Para as empresas que têm produtos e negócios considerados tradicionais, que não foram diretamente criados para realizar um impacto socioambiental, uma das formas de se trabalhar essa tal de causa é por meio do marketing relacionado à causa ou marketing de causas. A ideia deste conceito é uma aliança entre uma empresa e uma organização da sociedade civil, conhecida também como ONG. Neste caso, haverá um ganha-ganha, utilizando o poder de suas marcas para benefício mútuo. O mais utilizado atualmente é quando uma empresa coloca um produto para vender e doa parte desta venda para uma organização. Um dos casos mais antigos é a famosa campanha Mc Dia Feliz, realizada em agosto e, neste ano, foi sua 31ª edição, ou seja, mais de 30 anos da atividade. Em 2018, foram mais de R$ 24 milhões arrecadados e em 2019 serão beneficiadas 59 instituições apoiadas pelo Instituto Ronald MCDonalds e o Instituto Ayrton Senna. A mecânica é simples, o valor de cada sanduíche Bic Mac, menos os impostos, é arrecadado e doado para essas organizações.

Problema:
Transcreva integralmente o texto sobre marketing de causas, sem mudar uma palavra. Os dados que vêm a seguir não entram nesta atividade.

Dados de origem:
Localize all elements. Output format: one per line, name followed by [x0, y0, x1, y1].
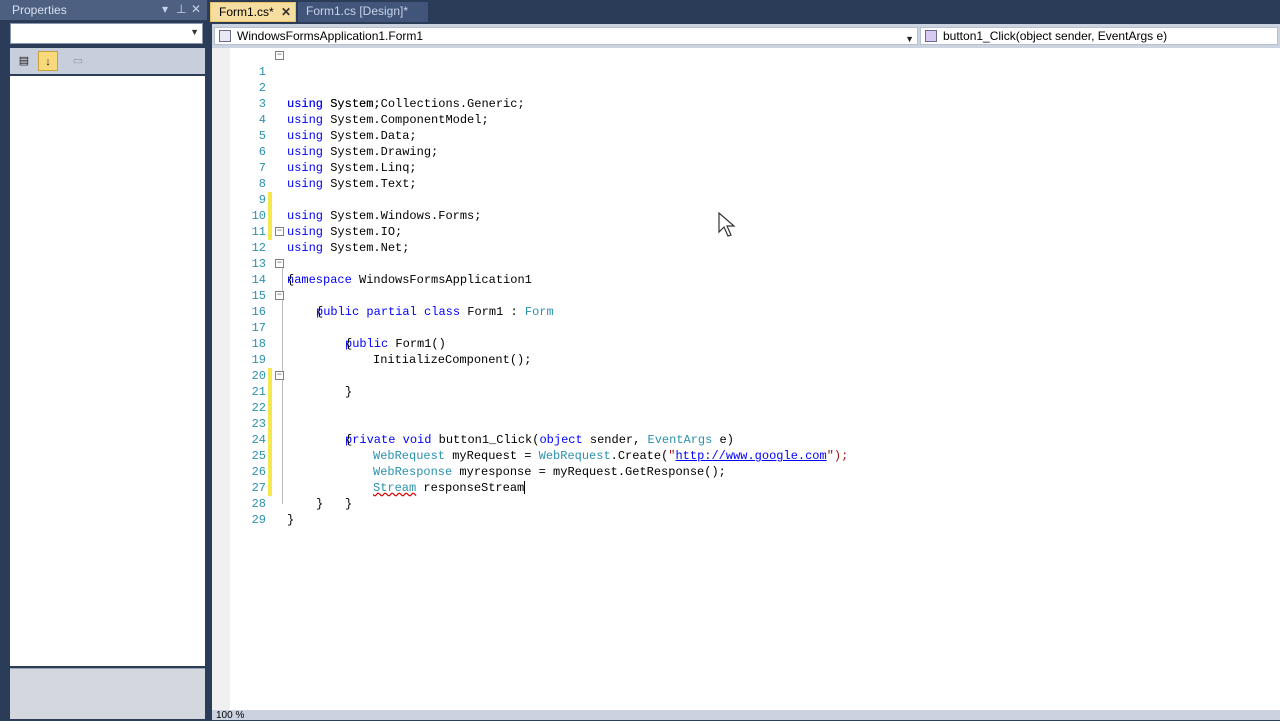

Resolução comentada:
Para as empresas que têm produtos e negócios considerados tradicionais, que não foram diretamente criados para realizar um impacto socioambiental, uma das formas de se trabalhar essa tal de causa é por meio do marketing relacionado à causa ou marketing de causas. A ideia deste conceito é uma aliança entre uma empresa e uma organização da sociedade civil, conhecida também como ONG. Neste caso, haverá um ganha-ganha, utilizando o poder de suas marcas para benefício mútuo. O mais utilizado atualmente é quando uma empresa coloca um produto para vender e doa parte desta venda para uma organização. Um dos casos mais antigos é a famosa campanha Mc Dia Feliz, realizada em agosto e, neste ano, foi sua 31ª edição, ou seja, mais de 30 anos da atividade. Em 2018, foram mais de R$ 24 milhões arrecadados e em 2019 serão beneficiadas 59 instituições apoiadas pelo Instituto Ronald MCDonalds e o Instituto Ayrton Senna. A mecânica é simples, o valor de cada sanduíche Bic Mac, menos os impostos, é arrecadado e doado para essas organizações.